"""

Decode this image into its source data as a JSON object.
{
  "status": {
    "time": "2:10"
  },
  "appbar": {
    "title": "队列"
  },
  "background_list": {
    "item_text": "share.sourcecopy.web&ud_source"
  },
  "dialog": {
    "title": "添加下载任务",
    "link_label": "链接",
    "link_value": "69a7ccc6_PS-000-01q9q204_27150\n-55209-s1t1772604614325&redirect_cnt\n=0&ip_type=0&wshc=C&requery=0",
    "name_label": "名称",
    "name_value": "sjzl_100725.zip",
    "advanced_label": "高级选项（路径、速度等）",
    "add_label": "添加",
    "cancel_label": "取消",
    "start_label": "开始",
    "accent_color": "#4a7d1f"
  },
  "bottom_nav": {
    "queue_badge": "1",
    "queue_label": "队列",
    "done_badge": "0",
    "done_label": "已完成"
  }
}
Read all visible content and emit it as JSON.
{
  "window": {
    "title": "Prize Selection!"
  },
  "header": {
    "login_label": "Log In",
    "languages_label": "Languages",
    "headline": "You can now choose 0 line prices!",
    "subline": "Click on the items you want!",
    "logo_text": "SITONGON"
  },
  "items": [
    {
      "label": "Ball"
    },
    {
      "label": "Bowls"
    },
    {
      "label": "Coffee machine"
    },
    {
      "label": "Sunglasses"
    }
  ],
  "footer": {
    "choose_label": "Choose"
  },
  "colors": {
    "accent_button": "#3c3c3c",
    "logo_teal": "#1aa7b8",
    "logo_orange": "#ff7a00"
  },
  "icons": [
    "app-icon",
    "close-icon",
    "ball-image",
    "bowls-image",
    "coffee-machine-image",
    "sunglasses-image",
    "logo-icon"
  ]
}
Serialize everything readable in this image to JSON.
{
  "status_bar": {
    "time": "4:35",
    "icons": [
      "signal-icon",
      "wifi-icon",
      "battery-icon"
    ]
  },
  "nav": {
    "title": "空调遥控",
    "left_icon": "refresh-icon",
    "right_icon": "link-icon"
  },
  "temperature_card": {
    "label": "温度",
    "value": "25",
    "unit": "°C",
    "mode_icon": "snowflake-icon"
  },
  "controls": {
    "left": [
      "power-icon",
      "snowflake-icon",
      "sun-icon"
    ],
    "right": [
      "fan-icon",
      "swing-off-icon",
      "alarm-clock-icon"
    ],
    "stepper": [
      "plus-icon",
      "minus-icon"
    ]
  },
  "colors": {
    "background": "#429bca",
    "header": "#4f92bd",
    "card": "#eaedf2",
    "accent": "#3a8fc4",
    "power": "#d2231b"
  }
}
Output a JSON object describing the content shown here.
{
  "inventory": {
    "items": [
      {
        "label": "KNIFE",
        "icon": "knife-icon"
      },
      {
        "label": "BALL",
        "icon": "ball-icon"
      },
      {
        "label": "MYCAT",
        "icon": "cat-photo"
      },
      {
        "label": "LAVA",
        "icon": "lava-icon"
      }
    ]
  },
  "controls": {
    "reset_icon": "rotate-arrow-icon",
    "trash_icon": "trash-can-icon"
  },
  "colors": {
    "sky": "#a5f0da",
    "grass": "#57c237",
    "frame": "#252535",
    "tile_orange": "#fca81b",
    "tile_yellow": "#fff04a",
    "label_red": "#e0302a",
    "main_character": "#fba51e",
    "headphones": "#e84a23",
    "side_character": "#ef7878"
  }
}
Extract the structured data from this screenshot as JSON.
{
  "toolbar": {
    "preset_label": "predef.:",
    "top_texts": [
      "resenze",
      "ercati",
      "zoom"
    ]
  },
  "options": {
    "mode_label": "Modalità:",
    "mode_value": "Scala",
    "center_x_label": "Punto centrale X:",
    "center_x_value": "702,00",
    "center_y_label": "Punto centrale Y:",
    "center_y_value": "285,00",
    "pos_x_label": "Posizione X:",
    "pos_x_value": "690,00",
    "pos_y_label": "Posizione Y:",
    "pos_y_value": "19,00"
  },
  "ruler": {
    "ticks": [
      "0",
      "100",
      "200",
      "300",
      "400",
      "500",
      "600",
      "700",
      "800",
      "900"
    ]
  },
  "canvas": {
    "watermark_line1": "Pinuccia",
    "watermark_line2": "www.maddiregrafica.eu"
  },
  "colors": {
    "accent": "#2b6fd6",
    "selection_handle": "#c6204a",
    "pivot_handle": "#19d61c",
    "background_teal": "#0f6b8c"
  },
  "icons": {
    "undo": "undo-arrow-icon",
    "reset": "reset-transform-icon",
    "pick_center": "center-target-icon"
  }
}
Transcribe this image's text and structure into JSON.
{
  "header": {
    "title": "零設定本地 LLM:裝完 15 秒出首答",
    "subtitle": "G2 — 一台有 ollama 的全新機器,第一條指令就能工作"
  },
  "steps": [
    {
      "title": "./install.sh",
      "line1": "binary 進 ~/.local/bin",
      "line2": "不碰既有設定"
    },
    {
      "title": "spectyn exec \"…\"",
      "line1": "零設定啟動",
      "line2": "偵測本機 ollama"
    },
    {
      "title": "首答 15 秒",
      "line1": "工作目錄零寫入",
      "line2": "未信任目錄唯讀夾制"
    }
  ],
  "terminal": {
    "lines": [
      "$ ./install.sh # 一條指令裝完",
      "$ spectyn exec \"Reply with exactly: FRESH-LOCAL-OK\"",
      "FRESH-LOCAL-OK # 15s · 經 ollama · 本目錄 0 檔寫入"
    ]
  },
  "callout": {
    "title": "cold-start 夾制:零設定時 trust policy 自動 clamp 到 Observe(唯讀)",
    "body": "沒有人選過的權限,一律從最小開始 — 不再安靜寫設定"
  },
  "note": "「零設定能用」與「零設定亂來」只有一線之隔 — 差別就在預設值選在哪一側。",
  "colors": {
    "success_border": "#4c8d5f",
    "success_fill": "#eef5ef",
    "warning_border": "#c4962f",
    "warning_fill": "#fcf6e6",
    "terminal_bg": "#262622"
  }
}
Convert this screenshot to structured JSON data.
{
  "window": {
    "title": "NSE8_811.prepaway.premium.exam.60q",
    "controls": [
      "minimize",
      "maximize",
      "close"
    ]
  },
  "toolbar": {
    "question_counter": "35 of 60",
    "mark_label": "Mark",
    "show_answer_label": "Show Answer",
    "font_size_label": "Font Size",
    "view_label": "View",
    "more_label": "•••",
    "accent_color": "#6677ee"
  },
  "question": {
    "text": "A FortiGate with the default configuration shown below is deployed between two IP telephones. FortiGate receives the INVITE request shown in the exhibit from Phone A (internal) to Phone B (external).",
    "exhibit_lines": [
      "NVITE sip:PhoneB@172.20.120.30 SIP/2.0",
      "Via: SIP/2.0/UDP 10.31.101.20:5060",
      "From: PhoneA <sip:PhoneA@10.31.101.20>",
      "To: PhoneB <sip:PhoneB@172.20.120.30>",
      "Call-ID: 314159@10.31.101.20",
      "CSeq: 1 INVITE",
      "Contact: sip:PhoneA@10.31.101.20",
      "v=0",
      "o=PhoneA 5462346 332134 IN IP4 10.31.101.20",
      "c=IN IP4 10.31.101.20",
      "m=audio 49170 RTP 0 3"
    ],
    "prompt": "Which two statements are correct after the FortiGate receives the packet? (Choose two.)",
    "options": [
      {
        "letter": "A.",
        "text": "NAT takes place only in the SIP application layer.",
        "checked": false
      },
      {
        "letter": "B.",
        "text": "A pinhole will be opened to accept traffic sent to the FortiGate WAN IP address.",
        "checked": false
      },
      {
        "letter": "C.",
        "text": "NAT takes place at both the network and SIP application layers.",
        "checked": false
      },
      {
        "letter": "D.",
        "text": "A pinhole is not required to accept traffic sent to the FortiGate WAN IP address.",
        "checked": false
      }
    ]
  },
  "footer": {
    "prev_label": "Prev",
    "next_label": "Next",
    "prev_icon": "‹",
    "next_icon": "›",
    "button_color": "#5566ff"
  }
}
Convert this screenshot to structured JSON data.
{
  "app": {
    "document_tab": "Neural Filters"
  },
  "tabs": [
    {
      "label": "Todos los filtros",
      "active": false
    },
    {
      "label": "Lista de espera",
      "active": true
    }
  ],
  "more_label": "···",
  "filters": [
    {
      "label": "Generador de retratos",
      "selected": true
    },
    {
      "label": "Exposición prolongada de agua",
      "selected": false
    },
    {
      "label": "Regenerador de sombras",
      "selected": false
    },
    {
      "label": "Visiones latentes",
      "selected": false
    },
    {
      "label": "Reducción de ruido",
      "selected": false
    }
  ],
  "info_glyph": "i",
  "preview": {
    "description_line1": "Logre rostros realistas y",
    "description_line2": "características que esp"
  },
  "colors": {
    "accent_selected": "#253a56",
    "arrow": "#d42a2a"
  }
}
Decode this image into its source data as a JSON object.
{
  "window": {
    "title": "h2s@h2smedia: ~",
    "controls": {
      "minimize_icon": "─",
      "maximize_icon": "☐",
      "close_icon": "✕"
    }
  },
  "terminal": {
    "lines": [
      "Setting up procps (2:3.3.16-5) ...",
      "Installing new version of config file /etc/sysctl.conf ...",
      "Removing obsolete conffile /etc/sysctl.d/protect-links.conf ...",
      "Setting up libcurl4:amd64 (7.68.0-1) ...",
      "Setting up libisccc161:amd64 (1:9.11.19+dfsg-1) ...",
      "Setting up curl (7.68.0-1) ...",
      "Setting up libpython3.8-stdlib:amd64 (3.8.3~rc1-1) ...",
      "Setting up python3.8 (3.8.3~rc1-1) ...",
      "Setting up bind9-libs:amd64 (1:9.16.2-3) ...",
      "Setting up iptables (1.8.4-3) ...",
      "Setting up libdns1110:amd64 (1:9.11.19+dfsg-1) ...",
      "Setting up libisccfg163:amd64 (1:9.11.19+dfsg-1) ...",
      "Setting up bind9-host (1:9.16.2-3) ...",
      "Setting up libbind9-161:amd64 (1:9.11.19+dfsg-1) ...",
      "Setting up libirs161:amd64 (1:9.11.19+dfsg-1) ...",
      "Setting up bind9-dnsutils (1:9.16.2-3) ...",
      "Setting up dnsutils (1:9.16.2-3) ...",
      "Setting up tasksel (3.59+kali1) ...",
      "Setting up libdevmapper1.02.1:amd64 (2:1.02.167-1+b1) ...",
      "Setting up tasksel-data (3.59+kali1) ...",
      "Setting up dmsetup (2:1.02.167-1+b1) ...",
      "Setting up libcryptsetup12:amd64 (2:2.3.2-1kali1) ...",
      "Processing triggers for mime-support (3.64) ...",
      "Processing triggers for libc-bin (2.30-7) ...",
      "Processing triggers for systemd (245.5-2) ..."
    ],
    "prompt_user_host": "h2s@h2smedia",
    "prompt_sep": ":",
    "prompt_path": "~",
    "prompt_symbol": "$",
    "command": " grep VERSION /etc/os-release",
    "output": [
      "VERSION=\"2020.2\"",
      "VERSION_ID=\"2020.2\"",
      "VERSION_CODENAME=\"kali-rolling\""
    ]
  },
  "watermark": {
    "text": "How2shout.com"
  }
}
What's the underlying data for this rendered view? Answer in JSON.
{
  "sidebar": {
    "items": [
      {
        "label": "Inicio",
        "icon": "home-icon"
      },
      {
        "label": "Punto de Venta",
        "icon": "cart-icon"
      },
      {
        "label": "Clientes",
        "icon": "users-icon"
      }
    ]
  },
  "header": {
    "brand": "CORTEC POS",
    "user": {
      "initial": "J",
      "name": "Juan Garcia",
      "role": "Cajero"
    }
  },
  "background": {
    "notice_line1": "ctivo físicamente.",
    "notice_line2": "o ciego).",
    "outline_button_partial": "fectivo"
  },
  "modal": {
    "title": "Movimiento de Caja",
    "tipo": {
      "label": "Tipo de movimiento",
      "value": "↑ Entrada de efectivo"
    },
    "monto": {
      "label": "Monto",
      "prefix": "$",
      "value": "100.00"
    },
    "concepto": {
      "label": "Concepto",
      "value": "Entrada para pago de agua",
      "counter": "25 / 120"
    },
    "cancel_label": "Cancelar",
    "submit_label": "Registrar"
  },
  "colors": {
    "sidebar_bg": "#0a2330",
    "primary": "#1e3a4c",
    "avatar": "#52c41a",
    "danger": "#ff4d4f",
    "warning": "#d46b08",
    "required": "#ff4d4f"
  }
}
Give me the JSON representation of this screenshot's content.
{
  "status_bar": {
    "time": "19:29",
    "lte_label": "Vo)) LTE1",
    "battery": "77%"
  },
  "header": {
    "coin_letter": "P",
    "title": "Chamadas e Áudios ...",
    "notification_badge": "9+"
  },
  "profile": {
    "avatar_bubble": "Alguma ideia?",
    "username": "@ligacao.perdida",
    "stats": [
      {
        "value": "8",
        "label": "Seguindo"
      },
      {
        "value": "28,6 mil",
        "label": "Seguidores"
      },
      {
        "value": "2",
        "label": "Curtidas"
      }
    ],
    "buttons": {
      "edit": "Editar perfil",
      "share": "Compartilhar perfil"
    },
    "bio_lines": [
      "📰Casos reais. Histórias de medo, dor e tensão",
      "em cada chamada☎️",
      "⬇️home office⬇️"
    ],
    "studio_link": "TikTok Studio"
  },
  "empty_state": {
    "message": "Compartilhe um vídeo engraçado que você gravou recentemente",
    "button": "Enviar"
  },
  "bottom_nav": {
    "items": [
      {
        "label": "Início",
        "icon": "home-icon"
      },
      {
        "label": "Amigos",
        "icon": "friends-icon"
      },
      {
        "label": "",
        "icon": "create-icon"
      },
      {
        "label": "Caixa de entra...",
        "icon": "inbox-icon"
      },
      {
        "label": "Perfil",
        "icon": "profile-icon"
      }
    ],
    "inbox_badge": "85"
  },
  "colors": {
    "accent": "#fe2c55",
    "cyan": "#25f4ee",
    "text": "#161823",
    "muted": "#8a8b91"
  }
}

"""

→ Work to do: Which lines of the material contain the string "required"? List each of them.

→ Final result:
        "text": "A pinhole is not required to accept traffic sent to the FortiGate WAN IP address.",
    "required": "#ff4d4f"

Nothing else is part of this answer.